• **Instruction**
Give back every line exactly as it appears, pictures excluded.

___ Supplied records ___

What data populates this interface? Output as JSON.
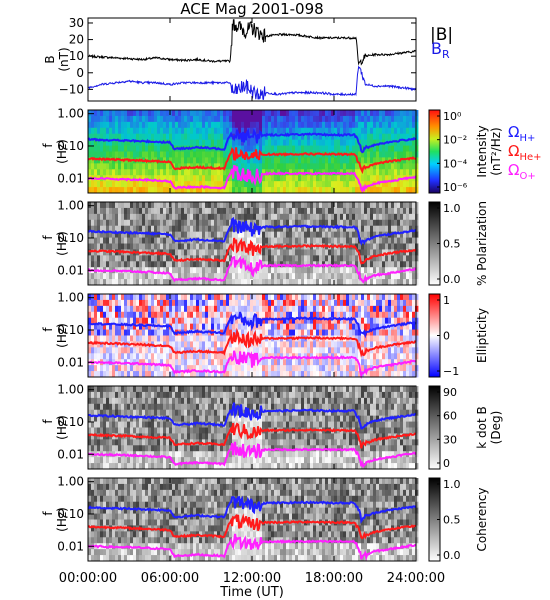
{
  "title": "ACE Mag 2001-098",
  "xlabel": "Time (UT)",
  "x_ticks": [
    "00:00:00",
    "06:00:00",
    "12:00:00",
    "18:00:00",
    "24:00:00"
  ],
  "colors": {
    "B_total": "#000000",
    "B_R": "#1a1ae6",
    "H_plus": "#2020ff",
    "He_plus": "#ff1a1a",
    "O_plus": "#ff20ff"
  },
  "chart_data": [
    {
      "type": "line",
      "panel": "B",
      "ylabel": "B",
      "yunit": "(nT)",
      "y_ticks": [
        "30",
        "20",
        "10",
        "0",
        "−10"
      ],
      "ylim": [
        -17,
        33
      ],
      "x_units": "hours UT",
      "xlim": [
        0,
        24
      ],
      "legend": [
        "|B|",
        "B_R"
      ],
      "series": [
        {
          "name": "|B|",
          "x": [
            0,
            1,
            2,
            3,
            4,
            5,
            6,
            7,
            8,
            9,
            10.4,
            10.6,
            11,
            11.5,
            12,
            12.5,
            13,
            14,
            15,
            16,
            17,
            18,
            19.6,
            19.8,
            20.3,
            21,
            22,
            23,
            24
          ],
          "values": [
            10,
            9.5,
            9,
            8.5,
            8,
            9,
            8,
            7.5,
            8,
            7,
            7,
            30,
            28,
            25,
            27,
            24,
            22,
            23,
            23,
            22,
            21,
            21,
            21,
            5,
            10,
            11,
            11,
            12,
            13
          ]
        },
        {
          "name": "B_R",
          "x": [
            0,
            1,
            2,
            3,
            4,
            5,
            6,
            7,
            8,
            9,
            10.4,
            10.6,
            11,
            11.5,
            12,
            12.5,
            13,
            14,
            15,
            16,
            17,
            18,
            19.6,
            19.8,
            20.3,
            21,
            22,
            23,
            24
          ],
          "values": [
            -9,
            -7,
            -6,
            -5,
            -6,
            -6,
            -7,
            -6,
            -6,
            -6,
            -6,
            -12,
            -10,
            -8,
            -11,
            -14,
            -12,
            -13,
            -12,
            -12,
            -12,
            -13,
            -13,
            5,
            -7,
            -8,
            -8,
            -9,
            -10
          ]
        }
      ]
    },
    {
      "type": "heatmap",
      "panel": "Intensity",
      "ylabel": "f",
      "yunit": "(Hz)",
      "y_ticks": [
        "1.00",
        "0.10",
        "0.01"
      ],
      "colorbar_label": "Intensity",
      "colorbar_unit": "(nT²/Hz)",
      "colorbar_ticks": [
        "10⁰",
        "10⁻²",
        "10⁻⁴",
        "10⁻⁶"
      ],
      "legend": [
        "ΩH+",
        "ΩHe+",
        "ΩO+"
      ]
    },
    {
      "type": "heatmap",
      "panel": "Polarization",
      "ylabel": "f",
      "yunit": "(Hz)",
      "y_ticks": [
        "1.00",
        "0.10",
        "0.01"
      ],
      "colorbar_label": "% Polarization",
      "colorbar_ticks": [
        "1.0",
        "0.5",
        "0.0"
      ]
    },
    {
      "type": "heatmap",
      "panel": "Ellipticity",
      "ylabel": "f",
      "yunit": "(Hz)",
      "y_ticks": [
        "1.00",
        "0.10",
        "0.01"
      ],
      "colorbar_label": "Ellipticity",
      "colorbar_ticks": [
        "1",
        "0",
        "−1"
      ]
    },
    {
      "type": "heatmap",
      "panel": "k dot B",
      "ylabel": "f",
      "yunit": "(Hz)",
      "y_ticks": [
        "1.00",
        "0.10",
        "0.01"
      ],
      "colorbar_label": "k dot B",
      "colorbar_unit": "(Deg)",
      "colorbar_ticks": [
        "90",
        "60",
        "30",
        "0"
      ]
    },
    {
      "type": "heatmap",
      "panel": "Coherency",
      "ylabel": "f",
      "yunit": "(Hz)",
      "y_ticks": [
        "1.00",
        "0.10",
        "0.01"
      ],
      "colorbar_label": "Coherency",
      "colorbar_ticks": [
        "1.0",
        "0.5",
        "0.0"
      ]
    }
  ],
  "gyrofrequency_lines_hz": {
    "x": [
      0,
      2,
      4,
      6,
      6.3,
      8,
      10,
      10.5,
      12,
      13,
      14,
      16,
      18,
      19.5,
      20,
      21,
      22,
      24
    ],
    "H_plus": [
      0.16,
      0.15,
      0.14,
      0.13,
      0.08,
      0.09,
      0.08,
      0.25,
      0.18,
      0.22,
      0.22,
      0.23,
      0.22,
      0.22,
      0.07,
      0.11,
      0.13,
      0.17
    ],
    "He_plus": [
      0.04,
      0.038,
      0.035,
      0.032,
      0.02,
      0.022,
      0.02,
      0.063,
      0.045,
      0.055,
      0.055,
      0.057,
      0.055,
      0.055,
      0.018,
      0.028,
      0.033,
      0.043
    ],
    "O_plus": [
      0.01,
      0.0095,
      0.009,
      0.008,
      0.005,
      0.0055,
      0.005,
      0.016,
      0.011,
      0.014,
      0.014,
      0.014,
      0.014,
      0.014,
      0.0045,
      0.007,
      0.008,
      0.011
    ]
  }
}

___

• **The reply**
What data populates this interface? Output as JSON.
{
  "title": "ACE Mag 2001-098",
  "xlabel": "Time (UT)",
  "x_ticks": [
    "00:00:00",
    "06:00:00",
    "12:00:00",
    "18:00:00",
    "24:00:00"
  ],
  "colors": {
    "B_total": "#000000",
    "B_R": "#1a1ae6",
    "H_plus": "#2020ff",
    "He_plus": "#ff1a1a",
    "O_plus": "#ff20ff"
  },
  "chart_data": [
    {
      "type": "line",
      "panel": "B",
      "ylabel": "B",
      "yunit": "(nT)",
      "y_ticks": [
        "30",
        "20",
        "10",
        "0",
        "−10"
      ],
      "ylim": [
        -17,
        33
      ],
      "x_units": "hours UT",
      "xlim": [
        0,
        24
      ],
      "legend": [
        "|B|",
        "B_R"
      ],
      "series": [
        {
          "name": "|B|",
          "x": [
            0,
            1,
            2,
            3,
            4,
            5,
            6,
            7,
            8,
            9,
            10.4,
            10.6,
            11,
            11.5,
            12,
            12.5,
            13,
            14,
            15,
            16,
            17,
            18,
            19.6,
            19.8,
            20.3,
            21,
            22,
            23,
            24
          ],
          "values": [
            10,
            9.5,
            9,
            8.5,
            8,
            9,
            8,
            7.5,
            8,
            7,
            7,
            30,
            28,
            25,
            27,
            24,
            22,
            23,
            23,
            22,
            21,
            21,
            21,
            5,
            10,
            11,
            11,
            12,
            13
          ]
        },
        {
          "name": "B_R",
          "x": [
            0,
            1,
            2,
            3,
            4,
            5,
            6,
            7,
            8,
            9,
            10.4,
            10.6,
            11,
            11.5,
            12,
            12.5,
            13,
            14,
            15,
            16,
            17,
            18,
            19.6,
            19.8,
            20.3,
            21,
            22,
            23,
            24
          ],
          "values": [
            -9,
            -7,
            -6,
            -5,
            -6,
            -6,
            -7,
            -6,
            -6,
            -6,
            -6,
            -12,
            -10,
            -8,
            -11,
            -14,
            -12,
            -13,
            -12,
            -12,
            -12,
            -13,
            -13,
            5,
            -7,
            -8,
            -8,
            -9,
            -10
          ]
        }
      ]
    },
    {
      "type": "heatmap",
      "panel": "Intensity",
      "ylabel": "f",
      "yunit": "(Hz)",
      "y_ticks": [
        "1.00",
        "0.10",
        "0.01"
      ],
      "colorbar_label": "Intensity",
      "colorbar_unit": "(nT²/Hz)",
      "colorbar_ticks": [
        "10⁰",
        "10⁻²",
        "10⁻⁴",
        "10⁻⁶"
      ],
      "legend": [
        "ΩH+",
        "ΩHe+",
        "ΩO+"
      ]
    },
    {
      "type": "heatmap",
      "panel": "Polarization",
      "ylabel": "f",
      "yunit": "(Hz)",
      "y_ticks": [
        "1.00",
        "0.10",
        "0.01"
      ],
      "colorbar_label": "% Polarization",
      "colorbar_ticks": [
        "1.0",
        "0.5",
        "0.0"
      ]
    },
    {
      "type": "heatmap",
      "panel": "Ellipticity",
      "ylabel": "f",
      "yunit": "(Hz)",
      "y_ticks": [
        "1.00",
        "0.10",
        "0.01"
      ],
      "colorbar_label": "Ellipticity",
      "colorbar_ticks": [
        "1",
        "0",
        "−1"
      ]
    },
    {
      "type": "heatmap",
      "panel": "k dot B",
      "ylabel": "f",
      "yunit": "(Hz)",
      "y_ticks": [
        "1.00",
        "0.10",
        "0.01"
      ],
      "colorbar_label": "k dot B",
      "colorbar_unit": "(Deg)",
      "colorbar_ticks": [
        "90",
        "60",
        "30",
        "0"
      ]
    },
    {
      "type": "heatmap",
      "panel": "Coherency",
      "ylabel": "f",
      "yunit": "(Hz)",
      "y_ticks": [
        "1.00",
        "0.10",
        "0.01"
      ],
      "colorbar_label": "Coherency",
      "colorbar_ticks": [
        "1.0",
        "0.5",
        "0.0"
      ]
    }
  ],
  "gyrofrequency_lines_hz": {
    "x": [
      0,
      2,
      4,
      6,
      6.3,
      8,
      10,
      10.5,
      12,
      13,
      14,
      16,
      18,
      19.5,
      20,
      21,
      22,
      24
    ],
    "H_plus": [
      0.16,
      0.15,
      0.14,
      0.13,
      0.08,
      0.09,
      0.08,
      0.25,
      0.18,
      0.22,
      0.22,
      0.23,
      0.22,
      0.22,
      0.07,
      0.11,
      0.13,
      0.17
    ],
    "He_plus": [
      0.04,
      0.038,
      0.035,
      0.032,
      0.02,
      0.022,
      0.02,
      0.063,
      0.045,
      0.055,
      0.055,
      0.057,
      0.055,
      0.055,
      0.018,
      0.028,
      0.033,
      0.043
    ],
    "O_plus": [
      0.01,
      0.0095,
      0.009,
      0.008,
      0.005,
      0.0055,
      0.005,
      0.016,
      0.011,
      0.014,
      0.014,
      0.014,
      0.014,
      0.014,
      0.0045,
      0.007,
      0.008,
      0.011
    ]
  }
}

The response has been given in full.